■ PROBLEM DETAILS
Tally up the lines below that include the word "JSON". Answer with the number alone.

Collected data entries
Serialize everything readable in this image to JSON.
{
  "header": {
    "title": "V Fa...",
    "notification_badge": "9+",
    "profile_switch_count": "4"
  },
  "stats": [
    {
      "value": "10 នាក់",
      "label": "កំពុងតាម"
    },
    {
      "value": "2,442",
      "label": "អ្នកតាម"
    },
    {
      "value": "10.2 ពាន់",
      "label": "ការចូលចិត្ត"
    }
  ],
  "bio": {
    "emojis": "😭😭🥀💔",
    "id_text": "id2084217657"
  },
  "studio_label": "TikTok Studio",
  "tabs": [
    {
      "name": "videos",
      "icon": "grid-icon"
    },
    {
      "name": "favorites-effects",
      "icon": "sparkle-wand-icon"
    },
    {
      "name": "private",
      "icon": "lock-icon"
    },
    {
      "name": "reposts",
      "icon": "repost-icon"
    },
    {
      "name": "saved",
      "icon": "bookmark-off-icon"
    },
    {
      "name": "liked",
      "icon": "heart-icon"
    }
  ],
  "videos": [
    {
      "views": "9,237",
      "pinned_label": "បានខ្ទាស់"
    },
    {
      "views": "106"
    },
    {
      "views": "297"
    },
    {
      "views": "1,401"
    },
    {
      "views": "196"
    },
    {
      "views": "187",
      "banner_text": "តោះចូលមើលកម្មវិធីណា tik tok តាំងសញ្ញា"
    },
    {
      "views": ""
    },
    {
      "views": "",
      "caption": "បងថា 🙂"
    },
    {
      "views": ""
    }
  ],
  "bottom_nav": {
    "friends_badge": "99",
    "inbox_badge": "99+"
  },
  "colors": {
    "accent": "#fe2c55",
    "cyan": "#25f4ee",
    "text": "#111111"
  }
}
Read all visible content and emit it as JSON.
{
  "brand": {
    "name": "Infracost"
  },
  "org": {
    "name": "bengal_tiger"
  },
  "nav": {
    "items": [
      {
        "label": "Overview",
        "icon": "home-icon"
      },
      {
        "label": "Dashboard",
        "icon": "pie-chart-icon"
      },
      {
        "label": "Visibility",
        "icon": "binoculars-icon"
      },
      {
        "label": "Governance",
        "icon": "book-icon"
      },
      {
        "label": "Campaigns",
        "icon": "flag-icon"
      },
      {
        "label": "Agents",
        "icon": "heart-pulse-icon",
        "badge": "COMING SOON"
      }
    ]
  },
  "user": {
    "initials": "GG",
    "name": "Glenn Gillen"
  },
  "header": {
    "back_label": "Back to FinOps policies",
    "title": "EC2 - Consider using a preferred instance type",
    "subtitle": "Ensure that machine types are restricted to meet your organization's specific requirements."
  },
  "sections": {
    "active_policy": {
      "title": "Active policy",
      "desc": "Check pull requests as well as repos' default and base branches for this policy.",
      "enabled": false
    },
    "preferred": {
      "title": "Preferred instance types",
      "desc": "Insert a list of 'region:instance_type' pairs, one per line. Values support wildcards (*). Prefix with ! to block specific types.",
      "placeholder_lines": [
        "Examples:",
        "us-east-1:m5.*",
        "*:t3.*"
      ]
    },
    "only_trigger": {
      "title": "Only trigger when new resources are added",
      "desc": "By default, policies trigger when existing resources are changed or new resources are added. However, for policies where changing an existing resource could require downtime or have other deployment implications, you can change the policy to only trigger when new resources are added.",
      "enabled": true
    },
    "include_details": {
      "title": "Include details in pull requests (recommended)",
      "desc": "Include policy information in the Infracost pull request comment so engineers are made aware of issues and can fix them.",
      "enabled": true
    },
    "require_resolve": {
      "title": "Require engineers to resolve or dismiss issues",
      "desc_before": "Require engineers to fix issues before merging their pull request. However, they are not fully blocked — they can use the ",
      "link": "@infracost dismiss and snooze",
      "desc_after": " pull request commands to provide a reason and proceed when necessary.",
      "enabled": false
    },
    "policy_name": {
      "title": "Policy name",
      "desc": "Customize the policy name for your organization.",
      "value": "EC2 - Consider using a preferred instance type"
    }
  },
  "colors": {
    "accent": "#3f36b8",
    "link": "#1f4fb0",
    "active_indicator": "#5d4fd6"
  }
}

■ FULL OUTPUT
2